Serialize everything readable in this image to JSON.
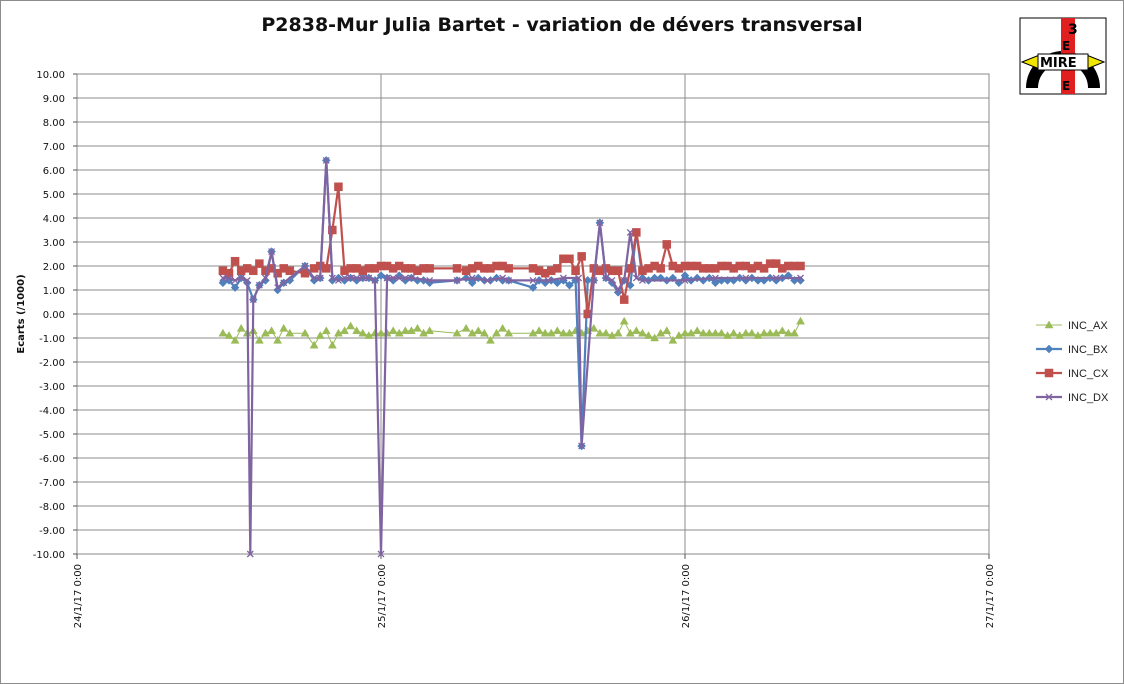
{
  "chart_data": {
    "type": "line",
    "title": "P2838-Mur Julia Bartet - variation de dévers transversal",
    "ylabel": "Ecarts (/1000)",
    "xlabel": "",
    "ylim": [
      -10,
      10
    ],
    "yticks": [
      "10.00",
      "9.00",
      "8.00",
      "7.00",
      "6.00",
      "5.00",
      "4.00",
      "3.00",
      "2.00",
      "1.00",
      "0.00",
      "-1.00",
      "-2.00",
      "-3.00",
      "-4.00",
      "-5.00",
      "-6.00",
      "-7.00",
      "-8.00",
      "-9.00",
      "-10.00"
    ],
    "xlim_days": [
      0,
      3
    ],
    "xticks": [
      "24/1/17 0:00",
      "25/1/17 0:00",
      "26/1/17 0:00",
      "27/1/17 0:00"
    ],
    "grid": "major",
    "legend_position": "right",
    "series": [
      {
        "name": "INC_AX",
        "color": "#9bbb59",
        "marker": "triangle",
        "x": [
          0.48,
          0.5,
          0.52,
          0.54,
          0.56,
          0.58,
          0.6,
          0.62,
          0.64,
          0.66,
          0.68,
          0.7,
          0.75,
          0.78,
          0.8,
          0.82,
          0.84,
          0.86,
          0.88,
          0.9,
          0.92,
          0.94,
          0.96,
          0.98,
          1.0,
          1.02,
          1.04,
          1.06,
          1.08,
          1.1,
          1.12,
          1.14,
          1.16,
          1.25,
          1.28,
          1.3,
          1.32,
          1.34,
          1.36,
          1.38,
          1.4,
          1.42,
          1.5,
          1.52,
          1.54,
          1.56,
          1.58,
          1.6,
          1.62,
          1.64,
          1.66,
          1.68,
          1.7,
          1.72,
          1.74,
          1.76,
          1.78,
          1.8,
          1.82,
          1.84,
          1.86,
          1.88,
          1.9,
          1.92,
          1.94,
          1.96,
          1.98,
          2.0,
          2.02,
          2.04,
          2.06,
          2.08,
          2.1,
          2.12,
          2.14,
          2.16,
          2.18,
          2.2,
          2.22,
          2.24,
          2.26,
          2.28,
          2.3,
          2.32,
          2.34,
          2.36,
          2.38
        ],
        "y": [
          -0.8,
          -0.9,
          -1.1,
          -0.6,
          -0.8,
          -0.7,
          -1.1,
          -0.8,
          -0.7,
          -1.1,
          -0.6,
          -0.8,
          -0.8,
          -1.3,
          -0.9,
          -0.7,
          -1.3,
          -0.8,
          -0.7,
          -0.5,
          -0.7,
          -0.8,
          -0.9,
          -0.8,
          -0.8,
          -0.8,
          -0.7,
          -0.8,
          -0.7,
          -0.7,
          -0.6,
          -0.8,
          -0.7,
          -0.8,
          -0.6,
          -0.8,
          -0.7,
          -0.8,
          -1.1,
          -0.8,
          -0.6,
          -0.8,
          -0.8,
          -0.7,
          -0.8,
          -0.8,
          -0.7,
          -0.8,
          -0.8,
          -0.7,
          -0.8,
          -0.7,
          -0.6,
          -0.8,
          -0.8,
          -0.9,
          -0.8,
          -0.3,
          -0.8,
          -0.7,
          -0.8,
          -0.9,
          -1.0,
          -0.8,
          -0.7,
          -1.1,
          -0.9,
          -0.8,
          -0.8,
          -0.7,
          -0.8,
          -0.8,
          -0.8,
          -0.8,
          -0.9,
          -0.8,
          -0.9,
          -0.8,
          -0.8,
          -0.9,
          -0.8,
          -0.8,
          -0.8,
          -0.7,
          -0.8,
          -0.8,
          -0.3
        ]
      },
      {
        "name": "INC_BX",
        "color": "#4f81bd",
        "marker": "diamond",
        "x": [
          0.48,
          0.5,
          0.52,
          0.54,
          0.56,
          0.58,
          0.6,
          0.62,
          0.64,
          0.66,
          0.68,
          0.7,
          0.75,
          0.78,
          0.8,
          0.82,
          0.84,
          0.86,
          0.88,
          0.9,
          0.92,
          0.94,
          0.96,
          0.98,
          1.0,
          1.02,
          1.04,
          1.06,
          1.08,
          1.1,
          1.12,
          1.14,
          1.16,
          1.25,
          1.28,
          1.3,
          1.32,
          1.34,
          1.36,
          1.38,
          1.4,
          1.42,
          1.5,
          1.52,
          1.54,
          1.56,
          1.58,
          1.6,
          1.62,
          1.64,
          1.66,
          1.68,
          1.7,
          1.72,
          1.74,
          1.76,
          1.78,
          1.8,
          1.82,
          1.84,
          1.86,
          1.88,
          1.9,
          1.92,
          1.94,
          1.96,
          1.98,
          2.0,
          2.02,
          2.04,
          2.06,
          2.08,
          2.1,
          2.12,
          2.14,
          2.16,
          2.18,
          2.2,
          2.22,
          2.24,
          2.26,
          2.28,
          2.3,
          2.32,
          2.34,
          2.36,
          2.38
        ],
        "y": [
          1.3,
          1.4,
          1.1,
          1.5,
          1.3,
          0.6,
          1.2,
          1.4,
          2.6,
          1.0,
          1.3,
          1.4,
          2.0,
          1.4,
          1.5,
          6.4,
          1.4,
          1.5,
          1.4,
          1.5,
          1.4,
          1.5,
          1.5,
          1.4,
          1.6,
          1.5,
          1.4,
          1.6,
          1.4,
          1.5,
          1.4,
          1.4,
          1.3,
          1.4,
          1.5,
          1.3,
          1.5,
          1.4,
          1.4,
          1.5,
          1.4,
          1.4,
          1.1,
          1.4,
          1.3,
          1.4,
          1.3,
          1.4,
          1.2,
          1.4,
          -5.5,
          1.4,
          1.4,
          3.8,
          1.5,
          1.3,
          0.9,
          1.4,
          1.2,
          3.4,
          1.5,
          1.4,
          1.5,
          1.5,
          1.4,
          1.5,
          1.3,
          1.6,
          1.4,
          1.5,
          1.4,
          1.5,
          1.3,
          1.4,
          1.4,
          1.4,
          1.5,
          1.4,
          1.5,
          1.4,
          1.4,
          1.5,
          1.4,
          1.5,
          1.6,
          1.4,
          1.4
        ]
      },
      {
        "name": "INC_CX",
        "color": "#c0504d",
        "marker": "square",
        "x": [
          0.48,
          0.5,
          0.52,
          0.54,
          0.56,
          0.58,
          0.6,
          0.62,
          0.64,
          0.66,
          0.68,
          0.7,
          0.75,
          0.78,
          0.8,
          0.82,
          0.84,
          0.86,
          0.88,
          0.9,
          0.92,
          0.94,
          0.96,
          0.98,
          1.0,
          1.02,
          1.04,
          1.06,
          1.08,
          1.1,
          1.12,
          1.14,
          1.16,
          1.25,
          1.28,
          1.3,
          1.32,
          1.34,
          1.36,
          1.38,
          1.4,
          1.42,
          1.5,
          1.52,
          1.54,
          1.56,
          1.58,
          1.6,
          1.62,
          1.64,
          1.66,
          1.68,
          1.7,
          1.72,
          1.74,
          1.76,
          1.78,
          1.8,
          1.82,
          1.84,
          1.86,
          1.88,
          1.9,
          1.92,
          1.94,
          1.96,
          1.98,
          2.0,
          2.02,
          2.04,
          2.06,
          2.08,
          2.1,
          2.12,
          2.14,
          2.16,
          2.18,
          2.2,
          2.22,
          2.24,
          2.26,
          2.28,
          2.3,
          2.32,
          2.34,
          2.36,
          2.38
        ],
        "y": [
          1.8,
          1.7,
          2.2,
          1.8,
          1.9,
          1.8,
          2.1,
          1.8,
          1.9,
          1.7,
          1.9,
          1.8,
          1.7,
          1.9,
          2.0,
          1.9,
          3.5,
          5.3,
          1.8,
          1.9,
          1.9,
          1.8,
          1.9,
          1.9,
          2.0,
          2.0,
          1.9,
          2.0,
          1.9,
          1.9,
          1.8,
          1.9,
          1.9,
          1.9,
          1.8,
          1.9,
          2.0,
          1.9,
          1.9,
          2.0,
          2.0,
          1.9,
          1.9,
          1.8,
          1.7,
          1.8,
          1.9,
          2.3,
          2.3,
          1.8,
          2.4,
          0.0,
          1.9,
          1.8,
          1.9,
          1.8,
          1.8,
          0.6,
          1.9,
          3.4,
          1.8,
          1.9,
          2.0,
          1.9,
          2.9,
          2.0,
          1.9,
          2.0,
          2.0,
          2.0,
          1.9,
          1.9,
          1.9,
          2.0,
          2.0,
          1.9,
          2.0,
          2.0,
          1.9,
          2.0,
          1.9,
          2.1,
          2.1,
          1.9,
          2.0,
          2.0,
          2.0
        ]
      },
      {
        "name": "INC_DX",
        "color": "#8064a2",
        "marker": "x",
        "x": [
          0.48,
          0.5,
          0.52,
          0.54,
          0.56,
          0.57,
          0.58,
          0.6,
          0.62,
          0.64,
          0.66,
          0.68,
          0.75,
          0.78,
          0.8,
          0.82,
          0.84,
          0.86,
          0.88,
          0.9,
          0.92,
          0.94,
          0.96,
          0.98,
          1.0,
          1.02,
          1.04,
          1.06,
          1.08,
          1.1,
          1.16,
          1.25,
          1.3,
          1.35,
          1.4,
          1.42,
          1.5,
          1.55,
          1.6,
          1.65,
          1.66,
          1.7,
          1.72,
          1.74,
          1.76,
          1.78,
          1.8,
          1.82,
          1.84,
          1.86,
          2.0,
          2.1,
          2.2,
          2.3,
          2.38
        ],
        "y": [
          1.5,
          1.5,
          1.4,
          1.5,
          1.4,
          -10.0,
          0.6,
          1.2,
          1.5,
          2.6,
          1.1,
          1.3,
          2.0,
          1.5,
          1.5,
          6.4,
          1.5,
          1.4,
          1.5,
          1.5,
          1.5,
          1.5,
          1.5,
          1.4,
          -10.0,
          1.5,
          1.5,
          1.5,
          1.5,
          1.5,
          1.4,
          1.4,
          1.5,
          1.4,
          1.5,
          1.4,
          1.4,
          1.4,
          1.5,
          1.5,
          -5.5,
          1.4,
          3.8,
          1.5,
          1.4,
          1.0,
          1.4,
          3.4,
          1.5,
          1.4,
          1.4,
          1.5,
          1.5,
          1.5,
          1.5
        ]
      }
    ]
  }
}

· · · · · · ·

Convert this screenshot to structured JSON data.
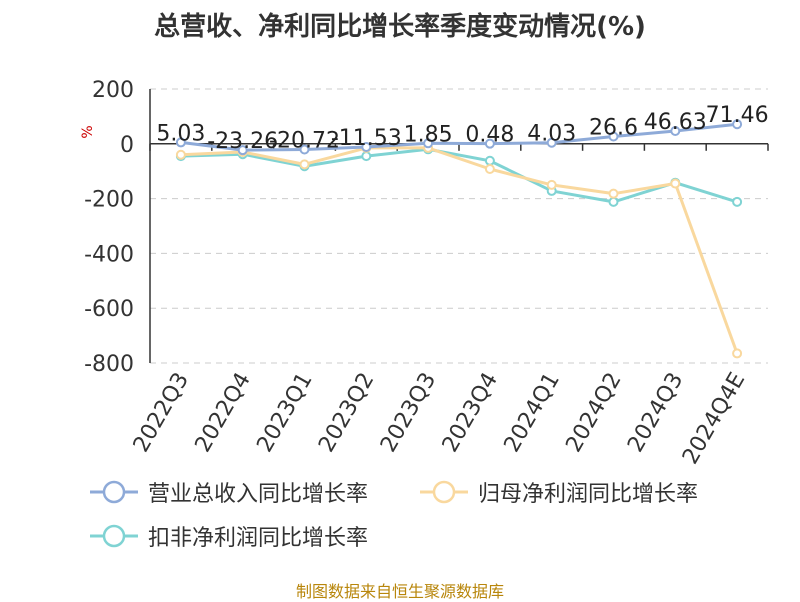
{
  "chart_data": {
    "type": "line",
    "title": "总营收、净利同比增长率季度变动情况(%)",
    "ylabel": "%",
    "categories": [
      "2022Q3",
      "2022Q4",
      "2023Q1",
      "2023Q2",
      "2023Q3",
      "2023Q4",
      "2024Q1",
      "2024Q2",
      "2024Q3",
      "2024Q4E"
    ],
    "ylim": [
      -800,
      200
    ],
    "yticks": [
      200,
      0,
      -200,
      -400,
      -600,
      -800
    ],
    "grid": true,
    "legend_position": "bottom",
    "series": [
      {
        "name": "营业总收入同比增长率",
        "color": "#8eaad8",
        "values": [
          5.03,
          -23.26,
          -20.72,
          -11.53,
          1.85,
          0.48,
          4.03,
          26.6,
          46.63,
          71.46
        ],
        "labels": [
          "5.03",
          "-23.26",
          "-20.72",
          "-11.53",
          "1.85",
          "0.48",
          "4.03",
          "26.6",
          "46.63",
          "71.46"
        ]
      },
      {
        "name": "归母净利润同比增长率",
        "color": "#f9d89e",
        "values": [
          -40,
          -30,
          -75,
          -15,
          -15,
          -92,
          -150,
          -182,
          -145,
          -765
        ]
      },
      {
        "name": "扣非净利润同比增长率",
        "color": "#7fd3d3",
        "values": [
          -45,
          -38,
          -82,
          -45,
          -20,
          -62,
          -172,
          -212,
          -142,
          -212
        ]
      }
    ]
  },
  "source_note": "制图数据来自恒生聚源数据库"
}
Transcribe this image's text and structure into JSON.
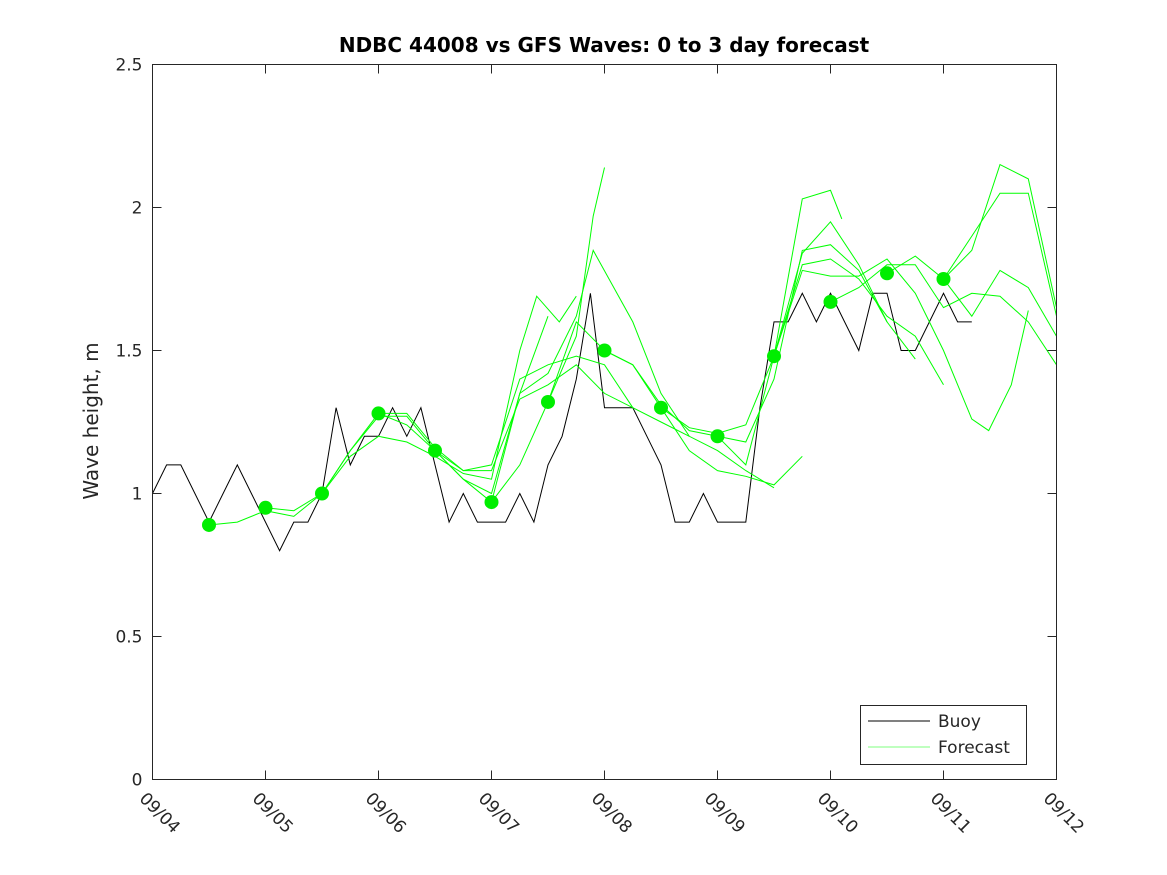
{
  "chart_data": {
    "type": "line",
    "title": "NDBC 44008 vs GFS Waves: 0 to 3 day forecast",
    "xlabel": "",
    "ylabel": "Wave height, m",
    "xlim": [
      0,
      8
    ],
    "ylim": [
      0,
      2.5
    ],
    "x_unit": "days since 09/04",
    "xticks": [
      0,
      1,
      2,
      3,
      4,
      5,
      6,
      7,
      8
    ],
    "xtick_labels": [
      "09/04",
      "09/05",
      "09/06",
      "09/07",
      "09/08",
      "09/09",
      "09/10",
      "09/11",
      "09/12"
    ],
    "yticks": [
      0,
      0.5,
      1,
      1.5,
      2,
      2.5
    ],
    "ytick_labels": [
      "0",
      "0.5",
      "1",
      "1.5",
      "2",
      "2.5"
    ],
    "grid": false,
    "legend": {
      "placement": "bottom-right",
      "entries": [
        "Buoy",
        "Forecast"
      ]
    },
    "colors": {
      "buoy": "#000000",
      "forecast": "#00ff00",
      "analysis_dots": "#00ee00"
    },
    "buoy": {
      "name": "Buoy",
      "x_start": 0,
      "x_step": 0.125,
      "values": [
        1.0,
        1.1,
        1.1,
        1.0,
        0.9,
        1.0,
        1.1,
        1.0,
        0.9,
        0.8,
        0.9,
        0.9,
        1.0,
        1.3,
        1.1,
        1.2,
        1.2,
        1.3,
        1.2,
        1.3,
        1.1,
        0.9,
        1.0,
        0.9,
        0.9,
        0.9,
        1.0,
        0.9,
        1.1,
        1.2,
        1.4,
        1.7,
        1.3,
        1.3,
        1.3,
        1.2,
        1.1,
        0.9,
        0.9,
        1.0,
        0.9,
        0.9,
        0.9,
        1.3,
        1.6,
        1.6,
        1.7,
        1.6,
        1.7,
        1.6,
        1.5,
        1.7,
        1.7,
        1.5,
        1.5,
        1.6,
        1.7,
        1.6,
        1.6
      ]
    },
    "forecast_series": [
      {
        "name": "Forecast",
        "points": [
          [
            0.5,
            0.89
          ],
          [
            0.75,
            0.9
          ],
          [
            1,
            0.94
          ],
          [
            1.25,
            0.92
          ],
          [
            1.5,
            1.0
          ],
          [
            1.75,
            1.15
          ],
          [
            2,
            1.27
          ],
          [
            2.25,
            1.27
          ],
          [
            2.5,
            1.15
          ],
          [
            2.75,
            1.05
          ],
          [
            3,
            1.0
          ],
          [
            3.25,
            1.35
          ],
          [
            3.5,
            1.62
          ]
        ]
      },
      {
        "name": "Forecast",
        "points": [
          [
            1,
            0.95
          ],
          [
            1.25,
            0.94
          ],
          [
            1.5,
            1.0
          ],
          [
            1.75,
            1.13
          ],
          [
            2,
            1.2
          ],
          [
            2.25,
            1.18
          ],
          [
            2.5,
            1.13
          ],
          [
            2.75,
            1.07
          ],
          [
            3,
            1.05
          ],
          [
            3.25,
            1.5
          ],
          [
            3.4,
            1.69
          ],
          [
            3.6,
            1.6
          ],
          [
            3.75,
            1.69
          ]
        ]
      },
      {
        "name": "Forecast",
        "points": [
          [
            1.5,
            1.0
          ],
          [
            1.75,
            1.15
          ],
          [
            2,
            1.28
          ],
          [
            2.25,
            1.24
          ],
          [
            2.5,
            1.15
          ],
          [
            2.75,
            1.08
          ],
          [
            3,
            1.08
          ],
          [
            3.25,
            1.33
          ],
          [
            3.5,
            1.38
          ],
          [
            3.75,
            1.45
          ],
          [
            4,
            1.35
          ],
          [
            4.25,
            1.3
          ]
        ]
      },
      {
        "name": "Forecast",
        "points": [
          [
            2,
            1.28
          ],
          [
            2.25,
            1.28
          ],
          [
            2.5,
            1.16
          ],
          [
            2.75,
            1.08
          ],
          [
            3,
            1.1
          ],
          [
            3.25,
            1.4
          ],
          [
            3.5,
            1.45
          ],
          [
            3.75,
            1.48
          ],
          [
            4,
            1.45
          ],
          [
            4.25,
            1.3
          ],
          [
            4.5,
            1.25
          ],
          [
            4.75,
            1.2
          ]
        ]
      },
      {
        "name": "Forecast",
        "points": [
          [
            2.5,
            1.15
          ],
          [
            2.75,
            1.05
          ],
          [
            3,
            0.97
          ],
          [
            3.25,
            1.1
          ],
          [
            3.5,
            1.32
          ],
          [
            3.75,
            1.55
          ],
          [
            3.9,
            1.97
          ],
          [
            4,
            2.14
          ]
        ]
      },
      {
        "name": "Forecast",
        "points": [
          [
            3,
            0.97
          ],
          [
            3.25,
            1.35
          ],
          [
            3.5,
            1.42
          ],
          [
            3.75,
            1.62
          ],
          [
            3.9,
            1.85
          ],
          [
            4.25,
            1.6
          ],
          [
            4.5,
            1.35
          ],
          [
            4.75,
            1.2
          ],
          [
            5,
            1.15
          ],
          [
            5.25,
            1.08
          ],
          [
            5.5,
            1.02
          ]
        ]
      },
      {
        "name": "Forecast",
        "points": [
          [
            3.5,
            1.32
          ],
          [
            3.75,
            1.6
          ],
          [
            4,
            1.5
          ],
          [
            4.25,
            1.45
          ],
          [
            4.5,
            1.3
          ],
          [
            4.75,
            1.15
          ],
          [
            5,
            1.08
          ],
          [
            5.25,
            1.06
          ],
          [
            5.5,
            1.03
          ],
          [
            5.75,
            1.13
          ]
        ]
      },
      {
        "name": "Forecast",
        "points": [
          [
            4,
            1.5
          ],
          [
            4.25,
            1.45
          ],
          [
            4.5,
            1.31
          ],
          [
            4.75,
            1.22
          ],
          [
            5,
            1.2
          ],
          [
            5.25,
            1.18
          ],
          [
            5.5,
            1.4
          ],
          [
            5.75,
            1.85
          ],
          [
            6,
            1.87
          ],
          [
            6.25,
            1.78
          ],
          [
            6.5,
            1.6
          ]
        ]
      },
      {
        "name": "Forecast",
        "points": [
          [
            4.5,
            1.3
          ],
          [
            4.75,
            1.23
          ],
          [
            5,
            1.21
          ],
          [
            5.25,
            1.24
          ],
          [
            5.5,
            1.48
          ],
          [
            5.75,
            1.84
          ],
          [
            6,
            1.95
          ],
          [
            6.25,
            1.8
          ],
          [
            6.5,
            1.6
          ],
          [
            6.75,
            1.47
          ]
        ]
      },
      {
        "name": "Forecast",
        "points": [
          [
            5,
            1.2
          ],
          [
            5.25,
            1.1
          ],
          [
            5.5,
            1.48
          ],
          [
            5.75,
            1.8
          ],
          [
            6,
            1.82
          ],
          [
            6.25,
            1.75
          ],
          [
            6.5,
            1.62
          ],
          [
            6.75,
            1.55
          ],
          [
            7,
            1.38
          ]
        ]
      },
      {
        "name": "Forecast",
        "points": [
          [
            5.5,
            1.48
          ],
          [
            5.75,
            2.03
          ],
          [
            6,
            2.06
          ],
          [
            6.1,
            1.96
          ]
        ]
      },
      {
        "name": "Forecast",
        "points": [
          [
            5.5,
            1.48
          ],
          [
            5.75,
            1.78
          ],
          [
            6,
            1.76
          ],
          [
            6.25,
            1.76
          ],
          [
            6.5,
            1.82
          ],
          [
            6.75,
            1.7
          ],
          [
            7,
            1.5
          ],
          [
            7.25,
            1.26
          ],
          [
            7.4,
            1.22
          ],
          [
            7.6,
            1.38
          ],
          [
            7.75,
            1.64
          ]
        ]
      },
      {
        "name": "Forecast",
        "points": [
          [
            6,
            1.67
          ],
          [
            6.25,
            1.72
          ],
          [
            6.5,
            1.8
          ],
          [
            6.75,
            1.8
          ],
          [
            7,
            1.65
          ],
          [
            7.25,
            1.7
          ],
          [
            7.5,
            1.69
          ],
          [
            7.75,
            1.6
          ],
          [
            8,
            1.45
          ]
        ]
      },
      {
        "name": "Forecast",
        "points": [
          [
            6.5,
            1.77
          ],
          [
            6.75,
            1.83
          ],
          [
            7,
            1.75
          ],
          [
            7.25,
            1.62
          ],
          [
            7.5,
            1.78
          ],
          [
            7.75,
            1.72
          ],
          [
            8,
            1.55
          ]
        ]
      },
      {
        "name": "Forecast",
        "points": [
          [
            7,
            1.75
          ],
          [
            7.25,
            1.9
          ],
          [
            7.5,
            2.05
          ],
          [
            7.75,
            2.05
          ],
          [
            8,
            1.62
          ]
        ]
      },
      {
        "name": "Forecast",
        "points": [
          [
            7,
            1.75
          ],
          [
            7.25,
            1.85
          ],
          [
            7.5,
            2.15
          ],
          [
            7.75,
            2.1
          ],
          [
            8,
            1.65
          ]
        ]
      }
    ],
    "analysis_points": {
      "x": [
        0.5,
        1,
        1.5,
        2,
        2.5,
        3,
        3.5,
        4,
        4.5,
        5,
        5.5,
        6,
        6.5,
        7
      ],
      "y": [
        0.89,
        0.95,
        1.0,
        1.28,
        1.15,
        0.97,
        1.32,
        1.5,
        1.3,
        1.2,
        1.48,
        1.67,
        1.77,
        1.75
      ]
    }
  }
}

· · · · · · ·

DIRECTIONS: Find all lines where the word "title" appears. Copy them.

THE ANSWER:
    "title": "P2838-Mur Julia Bartet - variation de dévers transversal",
    "title": "总营收、净利同比增长率季度变动情况(%)",
    "title": "NDBC 44008 vs GFS Waves: 0 to 3 day forecast",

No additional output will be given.